**Task requirements**
From the entries provided below, copy each line that contains the word "public".

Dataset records
--------------------------------------------------
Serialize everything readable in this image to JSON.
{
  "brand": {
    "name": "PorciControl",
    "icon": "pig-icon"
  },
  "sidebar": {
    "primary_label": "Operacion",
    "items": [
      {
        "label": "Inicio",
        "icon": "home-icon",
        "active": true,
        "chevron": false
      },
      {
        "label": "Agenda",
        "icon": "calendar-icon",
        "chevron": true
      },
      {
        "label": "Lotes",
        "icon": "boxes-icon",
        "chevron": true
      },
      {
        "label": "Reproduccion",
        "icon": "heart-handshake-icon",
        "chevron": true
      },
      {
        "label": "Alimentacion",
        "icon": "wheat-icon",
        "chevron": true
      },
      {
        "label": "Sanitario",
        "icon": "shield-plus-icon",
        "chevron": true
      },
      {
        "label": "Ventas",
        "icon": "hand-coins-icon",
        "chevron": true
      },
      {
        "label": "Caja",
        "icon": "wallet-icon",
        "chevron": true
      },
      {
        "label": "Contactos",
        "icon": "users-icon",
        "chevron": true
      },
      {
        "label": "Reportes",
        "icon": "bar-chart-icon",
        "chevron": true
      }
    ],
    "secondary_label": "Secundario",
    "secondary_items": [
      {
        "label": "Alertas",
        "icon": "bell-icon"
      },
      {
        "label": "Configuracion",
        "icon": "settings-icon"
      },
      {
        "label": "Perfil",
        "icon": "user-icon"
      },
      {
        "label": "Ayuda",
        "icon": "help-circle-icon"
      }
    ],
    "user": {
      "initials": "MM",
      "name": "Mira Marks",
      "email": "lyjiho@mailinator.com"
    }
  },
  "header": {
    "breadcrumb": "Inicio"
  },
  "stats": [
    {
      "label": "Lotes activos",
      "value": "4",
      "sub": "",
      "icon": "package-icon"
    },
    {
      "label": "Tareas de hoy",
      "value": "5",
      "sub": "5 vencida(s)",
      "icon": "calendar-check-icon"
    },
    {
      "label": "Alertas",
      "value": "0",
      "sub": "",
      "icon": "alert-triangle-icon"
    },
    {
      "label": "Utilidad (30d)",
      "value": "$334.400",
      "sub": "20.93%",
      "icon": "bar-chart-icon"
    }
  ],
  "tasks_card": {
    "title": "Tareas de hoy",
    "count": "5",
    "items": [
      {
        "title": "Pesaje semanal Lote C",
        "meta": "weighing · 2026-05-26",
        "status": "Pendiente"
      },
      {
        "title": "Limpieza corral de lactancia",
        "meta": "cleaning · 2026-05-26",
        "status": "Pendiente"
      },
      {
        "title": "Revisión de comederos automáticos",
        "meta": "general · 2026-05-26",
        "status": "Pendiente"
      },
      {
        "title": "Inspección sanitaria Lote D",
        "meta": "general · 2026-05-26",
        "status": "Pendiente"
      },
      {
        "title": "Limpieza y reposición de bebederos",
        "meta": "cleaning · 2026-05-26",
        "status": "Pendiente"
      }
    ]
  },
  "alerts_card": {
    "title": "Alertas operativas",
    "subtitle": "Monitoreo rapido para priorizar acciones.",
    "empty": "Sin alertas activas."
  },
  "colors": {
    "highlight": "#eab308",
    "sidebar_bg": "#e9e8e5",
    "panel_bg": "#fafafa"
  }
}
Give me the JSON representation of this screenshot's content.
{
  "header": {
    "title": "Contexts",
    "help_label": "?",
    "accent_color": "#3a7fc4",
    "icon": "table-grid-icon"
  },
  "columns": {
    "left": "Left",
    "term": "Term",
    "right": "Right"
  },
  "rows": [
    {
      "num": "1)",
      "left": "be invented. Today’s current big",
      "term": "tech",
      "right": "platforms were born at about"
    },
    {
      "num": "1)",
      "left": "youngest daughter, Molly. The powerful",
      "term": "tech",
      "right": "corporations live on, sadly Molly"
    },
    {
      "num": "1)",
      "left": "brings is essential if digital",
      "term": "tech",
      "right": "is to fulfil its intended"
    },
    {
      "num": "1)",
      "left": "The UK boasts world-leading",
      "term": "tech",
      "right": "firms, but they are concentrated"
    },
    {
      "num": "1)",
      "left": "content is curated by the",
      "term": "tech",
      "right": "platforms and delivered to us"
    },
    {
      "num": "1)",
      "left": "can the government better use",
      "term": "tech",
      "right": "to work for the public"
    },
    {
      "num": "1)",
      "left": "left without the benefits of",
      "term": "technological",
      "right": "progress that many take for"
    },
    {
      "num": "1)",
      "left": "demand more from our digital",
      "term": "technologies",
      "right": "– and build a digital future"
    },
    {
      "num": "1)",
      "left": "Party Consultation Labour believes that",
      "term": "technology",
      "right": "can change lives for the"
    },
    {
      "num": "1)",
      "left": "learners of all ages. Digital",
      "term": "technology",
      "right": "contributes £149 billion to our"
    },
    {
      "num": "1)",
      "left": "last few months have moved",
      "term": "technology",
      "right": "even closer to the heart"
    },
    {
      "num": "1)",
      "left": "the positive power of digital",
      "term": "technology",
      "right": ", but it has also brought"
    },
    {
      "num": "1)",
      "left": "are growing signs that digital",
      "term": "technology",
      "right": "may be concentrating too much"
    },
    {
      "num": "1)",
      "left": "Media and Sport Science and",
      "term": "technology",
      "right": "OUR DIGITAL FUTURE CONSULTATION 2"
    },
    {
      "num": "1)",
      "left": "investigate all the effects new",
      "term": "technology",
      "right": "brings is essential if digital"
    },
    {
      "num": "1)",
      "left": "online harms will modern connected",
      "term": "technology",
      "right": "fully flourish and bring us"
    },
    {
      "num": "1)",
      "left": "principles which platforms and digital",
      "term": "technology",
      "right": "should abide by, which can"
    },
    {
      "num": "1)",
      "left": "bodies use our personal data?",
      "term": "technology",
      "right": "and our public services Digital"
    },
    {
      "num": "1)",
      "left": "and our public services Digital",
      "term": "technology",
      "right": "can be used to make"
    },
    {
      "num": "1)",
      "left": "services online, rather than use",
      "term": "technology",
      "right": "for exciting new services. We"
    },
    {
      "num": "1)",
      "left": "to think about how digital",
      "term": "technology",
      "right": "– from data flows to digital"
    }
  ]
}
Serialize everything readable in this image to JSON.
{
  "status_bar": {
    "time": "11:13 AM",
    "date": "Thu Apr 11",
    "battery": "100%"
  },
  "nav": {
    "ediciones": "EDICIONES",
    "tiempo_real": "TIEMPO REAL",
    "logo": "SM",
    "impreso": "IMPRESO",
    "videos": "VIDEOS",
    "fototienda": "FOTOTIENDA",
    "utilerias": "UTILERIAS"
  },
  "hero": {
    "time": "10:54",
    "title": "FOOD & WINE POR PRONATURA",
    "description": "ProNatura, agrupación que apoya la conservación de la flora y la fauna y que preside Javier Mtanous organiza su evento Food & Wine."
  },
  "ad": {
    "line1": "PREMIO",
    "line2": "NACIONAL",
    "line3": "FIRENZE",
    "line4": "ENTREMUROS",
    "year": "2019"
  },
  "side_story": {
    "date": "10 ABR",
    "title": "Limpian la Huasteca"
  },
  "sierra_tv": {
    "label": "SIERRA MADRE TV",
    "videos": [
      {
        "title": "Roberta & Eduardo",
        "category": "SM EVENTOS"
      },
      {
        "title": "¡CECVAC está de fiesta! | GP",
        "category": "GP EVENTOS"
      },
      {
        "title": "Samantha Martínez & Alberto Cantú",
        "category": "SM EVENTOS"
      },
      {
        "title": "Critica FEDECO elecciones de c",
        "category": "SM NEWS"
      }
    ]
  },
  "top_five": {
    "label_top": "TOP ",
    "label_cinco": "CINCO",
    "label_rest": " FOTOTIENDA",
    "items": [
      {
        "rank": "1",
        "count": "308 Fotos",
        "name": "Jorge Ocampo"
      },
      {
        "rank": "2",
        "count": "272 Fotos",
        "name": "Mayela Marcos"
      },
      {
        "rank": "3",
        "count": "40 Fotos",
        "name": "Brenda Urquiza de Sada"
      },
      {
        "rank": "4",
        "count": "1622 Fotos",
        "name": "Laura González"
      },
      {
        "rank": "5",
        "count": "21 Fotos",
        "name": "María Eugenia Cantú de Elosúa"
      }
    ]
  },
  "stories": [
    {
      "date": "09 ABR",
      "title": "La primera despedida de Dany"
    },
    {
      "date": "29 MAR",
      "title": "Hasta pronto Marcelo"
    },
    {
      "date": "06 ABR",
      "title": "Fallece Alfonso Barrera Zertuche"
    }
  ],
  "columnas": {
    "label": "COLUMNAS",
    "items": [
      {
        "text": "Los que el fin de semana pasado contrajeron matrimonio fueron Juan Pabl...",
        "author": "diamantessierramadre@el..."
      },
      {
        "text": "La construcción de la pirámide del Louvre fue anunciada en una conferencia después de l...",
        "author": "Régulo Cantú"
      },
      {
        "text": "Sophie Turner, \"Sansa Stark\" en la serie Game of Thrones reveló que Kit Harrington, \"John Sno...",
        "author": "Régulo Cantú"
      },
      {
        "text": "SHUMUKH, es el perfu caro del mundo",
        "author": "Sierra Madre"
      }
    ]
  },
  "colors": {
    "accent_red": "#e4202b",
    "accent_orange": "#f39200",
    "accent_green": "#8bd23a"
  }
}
--------------------------------------------------
**Answer to this problem**
      "right": "to work for the public"
      "right": "and our public services Digital"
      "left": "and our public services Digital",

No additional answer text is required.